Given problem: Determine how many lines carry the word "icon". Output that number only.

Stored rows:
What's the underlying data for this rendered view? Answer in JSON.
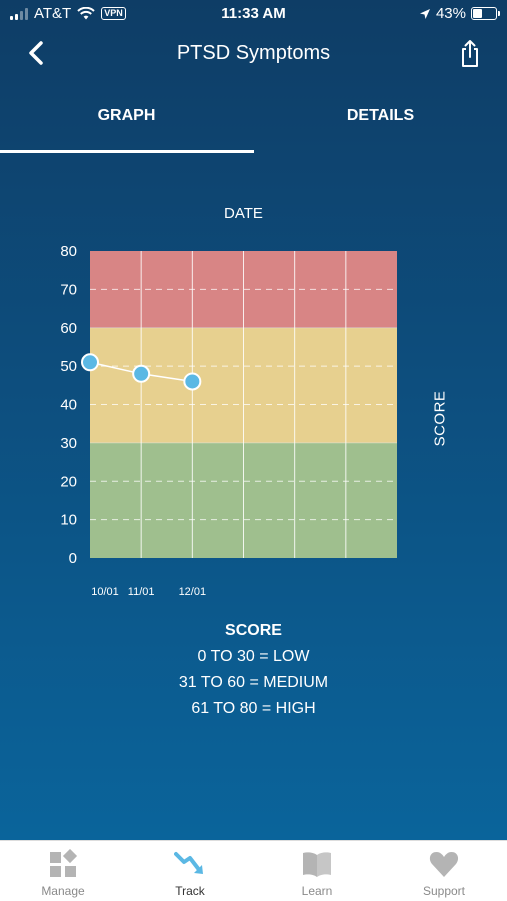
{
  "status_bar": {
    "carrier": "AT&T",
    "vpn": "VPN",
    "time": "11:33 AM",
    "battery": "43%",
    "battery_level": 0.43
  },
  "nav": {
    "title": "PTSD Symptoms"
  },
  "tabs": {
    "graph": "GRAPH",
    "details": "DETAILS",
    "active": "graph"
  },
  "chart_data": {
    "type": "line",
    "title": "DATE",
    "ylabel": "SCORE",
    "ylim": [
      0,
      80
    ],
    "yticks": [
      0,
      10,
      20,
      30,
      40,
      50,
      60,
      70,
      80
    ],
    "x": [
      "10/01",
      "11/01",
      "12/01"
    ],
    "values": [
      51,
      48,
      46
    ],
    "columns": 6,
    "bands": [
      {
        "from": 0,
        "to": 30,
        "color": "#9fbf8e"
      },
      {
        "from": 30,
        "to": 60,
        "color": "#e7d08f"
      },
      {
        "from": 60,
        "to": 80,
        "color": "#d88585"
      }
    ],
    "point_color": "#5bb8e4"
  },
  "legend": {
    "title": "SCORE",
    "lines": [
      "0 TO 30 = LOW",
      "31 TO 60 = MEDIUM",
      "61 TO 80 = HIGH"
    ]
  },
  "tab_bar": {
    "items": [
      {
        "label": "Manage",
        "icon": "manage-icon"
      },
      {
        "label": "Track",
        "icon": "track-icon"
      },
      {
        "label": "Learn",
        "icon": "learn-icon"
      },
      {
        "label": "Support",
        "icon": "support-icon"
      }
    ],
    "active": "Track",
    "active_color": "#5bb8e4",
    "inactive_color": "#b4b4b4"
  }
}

...

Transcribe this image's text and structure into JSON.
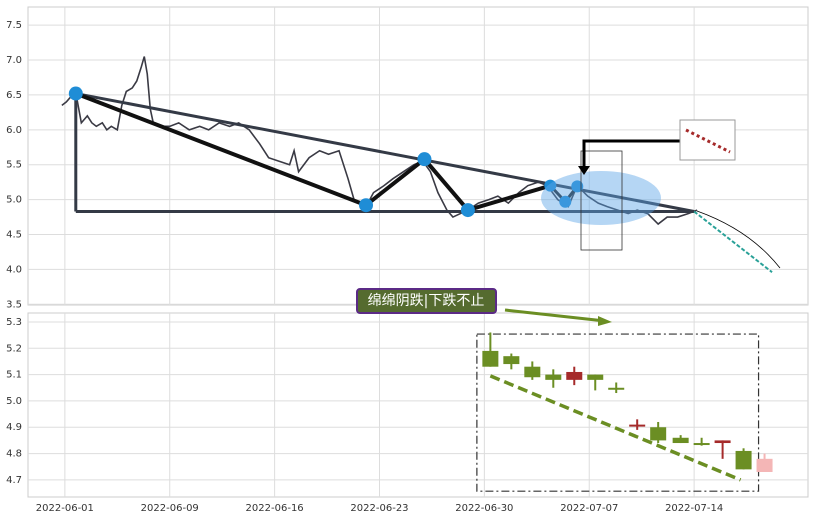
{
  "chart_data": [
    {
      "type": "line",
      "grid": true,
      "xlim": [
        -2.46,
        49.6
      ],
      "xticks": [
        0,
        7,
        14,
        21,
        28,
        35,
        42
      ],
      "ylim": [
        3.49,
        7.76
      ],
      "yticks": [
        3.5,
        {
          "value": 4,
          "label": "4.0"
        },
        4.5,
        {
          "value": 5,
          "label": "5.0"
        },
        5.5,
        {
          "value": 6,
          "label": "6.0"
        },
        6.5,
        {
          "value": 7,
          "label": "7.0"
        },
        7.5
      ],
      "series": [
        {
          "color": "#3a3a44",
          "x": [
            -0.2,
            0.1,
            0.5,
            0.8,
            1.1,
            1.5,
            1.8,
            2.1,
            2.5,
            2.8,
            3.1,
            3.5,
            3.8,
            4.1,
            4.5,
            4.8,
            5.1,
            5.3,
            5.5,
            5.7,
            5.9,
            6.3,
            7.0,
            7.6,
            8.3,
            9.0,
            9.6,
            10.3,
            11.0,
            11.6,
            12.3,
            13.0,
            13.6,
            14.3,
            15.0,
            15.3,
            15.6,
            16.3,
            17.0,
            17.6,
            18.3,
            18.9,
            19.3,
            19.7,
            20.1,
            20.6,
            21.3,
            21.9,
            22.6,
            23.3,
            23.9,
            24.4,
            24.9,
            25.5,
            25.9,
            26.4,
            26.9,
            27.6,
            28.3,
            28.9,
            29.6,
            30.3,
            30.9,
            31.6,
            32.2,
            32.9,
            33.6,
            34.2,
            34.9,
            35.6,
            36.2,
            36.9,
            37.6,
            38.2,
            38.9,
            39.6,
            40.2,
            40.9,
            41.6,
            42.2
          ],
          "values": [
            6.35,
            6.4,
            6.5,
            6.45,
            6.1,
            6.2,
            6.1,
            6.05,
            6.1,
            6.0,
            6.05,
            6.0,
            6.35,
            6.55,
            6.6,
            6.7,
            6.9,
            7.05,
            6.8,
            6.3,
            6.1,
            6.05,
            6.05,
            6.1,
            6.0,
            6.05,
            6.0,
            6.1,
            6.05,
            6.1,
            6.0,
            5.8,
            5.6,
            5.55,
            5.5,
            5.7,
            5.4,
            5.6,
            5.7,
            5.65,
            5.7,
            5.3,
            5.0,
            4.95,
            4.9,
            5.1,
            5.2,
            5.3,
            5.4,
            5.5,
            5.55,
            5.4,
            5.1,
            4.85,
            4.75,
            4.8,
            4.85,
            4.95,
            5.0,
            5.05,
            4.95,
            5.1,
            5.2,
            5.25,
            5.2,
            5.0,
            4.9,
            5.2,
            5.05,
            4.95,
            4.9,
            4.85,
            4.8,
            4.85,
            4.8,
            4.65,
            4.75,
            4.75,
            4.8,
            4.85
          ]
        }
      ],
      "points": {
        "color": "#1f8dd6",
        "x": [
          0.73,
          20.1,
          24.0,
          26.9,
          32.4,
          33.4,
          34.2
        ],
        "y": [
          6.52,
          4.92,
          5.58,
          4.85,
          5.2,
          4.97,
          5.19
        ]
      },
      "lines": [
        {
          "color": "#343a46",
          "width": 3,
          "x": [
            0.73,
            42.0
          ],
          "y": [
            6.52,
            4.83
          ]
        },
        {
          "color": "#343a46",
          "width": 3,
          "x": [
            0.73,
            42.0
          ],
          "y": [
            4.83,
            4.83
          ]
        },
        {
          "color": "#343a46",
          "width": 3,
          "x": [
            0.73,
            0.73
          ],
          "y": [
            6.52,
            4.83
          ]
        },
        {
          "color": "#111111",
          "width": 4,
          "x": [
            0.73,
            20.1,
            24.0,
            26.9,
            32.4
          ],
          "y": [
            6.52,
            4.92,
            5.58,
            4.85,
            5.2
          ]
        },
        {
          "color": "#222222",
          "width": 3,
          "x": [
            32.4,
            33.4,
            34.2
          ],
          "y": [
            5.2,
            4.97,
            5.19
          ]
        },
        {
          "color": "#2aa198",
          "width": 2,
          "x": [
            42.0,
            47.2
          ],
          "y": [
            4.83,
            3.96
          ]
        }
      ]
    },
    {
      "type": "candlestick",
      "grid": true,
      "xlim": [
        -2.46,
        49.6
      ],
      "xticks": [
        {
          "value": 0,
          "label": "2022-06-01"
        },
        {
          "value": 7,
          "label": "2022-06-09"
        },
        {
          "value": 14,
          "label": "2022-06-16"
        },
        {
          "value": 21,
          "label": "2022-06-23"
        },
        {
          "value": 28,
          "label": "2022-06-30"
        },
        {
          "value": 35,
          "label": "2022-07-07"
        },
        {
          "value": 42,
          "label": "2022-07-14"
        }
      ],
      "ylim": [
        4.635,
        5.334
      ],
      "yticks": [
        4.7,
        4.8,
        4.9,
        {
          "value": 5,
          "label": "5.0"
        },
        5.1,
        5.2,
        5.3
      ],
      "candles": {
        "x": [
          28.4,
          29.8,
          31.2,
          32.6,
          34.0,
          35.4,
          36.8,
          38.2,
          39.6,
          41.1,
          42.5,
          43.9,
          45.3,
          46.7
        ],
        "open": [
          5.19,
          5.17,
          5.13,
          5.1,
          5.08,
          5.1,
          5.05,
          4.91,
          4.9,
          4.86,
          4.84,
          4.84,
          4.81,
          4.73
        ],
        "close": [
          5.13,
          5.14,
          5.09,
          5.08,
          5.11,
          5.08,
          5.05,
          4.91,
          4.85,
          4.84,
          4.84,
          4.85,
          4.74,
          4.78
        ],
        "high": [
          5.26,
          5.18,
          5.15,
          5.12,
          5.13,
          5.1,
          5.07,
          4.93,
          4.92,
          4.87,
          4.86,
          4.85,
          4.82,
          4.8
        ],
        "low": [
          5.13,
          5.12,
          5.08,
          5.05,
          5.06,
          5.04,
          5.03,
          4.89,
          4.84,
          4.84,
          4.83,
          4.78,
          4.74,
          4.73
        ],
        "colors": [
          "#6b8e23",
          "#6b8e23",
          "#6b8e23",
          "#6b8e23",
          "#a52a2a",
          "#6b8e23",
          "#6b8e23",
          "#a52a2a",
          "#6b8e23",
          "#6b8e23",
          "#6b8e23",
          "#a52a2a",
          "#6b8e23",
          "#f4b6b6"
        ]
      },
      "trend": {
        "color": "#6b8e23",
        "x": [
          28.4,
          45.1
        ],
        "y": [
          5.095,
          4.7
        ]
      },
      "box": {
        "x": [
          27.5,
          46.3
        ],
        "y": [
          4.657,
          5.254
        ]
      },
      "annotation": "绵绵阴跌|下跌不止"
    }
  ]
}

--

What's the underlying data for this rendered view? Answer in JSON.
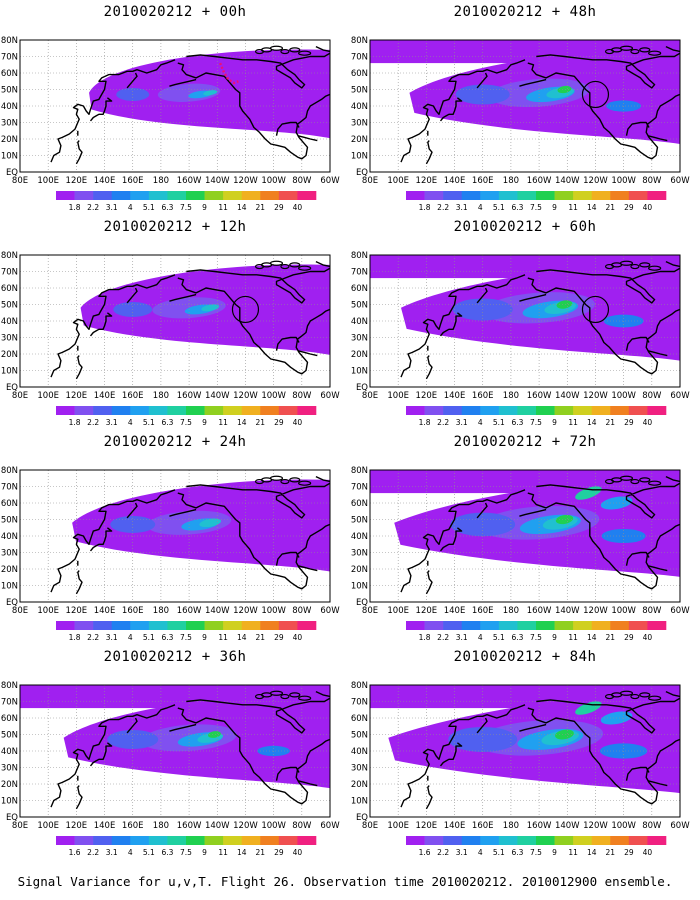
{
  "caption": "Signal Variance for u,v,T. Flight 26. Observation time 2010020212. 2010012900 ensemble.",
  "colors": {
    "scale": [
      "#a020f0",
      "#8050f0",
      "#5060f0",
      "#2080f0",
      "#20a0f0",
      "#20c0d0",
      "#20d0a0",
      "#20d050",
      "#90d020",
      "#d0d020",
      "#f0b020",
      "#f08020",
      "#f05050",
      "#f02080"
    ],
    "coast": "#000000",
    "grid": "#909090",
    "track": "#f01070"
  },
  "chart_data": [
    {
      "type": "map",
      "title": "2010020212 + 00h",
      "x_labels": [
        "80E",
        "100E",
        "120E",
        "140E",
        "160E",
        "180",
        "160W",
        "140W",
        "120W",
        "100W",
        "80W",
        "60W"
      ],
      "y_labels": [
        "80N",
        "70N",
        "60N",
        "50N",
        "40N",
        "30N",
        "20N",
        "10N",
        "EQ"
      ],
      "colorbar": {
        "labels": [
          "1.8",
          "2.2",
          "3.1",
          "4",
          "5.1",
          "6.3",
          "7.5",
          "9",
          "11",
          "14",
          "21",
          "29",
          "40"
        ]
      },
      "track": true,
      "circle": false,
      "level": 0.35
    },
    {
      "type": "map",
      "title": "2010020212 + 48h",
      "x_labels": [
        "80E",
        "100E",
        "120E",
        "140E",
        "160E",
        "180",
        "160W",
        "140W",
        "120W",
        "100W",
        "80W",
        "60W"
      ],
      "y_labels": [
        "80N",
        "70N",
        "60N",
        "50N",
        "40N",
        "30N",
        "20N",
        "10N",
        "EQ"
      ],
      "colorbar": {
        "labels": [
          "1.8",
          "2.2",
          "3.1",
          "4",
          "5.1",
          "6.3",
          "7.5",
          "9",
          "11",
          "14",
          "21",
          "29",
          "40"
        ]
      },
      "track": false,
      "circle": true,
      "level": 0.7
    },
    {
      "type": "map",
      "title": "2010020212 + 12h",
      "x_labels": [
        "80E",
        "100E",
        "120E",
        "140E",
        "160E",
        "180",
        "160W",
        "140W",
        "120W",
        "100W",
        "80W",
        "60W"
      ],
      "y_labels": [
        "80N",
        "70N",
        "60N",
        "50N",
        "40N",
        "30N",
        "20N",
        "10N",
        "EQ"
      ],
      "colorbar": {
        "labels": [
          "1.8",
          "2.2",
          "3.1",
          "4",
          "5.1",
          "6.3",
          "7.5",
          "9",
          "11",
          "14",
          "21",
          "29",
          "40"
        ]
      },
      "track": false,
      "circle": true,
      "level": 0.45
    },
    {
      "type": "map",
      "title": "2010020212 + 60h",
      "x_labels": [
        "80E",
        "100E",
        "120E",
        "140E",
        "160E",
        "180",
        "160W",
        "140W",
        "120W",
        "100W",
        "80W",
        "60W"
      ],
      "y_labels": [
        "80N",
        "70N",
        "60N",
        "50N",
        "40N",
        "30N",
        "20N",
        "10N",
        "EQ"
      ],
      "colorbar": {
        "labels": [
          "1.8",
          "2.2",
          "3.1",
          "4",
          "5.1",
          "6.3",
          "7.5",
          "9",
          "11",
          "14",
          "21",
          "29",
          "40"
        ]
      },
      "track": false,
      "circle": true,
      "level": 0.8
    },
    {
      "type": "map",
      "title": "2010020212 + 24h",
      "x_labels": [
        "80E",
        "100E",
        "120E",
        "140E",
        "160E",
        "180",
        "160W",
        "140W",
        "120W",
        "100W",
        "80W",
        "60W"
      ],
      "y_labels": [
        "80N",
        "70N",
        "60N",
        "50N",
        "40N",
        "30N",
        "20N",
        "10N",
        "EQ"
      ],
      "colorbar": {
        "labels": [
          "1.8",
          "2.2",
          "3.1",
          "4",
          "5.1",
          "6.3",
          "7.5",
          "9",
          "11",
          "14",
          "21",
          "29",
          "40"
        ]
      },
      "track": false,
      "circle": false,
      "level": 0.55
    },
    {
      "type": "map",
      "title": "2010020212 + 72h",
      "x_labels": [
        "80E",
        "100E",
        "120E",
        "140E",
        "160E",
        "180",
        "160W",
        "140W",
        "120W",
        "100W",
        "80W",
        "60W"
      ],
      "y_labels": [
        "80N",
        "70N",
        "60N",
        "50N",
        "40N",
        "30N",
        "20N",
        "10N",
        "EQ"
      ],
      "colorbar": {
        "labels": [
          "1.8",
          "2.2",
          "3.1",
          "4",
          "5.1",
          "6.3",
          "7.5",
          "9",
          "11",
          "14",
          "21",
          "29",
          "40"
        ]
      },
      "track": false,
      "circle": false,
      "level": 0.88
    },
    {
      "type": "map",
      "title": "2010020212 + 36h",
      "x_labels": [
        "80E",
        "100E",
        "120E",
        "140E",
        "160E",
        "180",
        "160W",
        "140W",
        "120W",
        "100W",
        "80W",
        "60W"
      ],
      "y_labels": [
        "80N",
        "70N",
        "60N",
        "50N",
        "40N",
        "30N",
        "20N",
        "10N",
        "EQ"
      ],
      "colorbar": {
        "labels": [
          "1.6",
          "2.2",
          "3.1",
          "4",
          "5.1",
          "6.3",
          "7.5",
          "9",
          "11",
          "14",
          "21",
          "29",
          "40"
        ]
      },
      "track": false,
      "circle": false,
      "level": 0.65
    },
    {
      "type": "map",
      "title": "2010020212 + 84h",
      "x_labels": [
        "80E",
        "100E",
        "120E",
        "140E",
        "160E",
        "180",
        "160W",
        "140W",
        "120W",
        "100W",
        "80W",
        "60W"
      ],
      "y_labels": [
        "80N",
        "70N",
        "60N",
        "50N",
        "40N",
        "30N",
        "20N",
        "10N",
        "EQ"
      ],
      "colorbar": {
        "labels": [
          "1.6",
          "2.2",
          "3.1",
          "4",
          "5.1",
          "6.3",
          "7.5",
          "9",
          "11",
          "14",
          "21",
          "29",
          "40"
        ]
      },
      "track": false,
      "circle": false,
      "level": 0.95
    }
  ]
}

Task answer: 4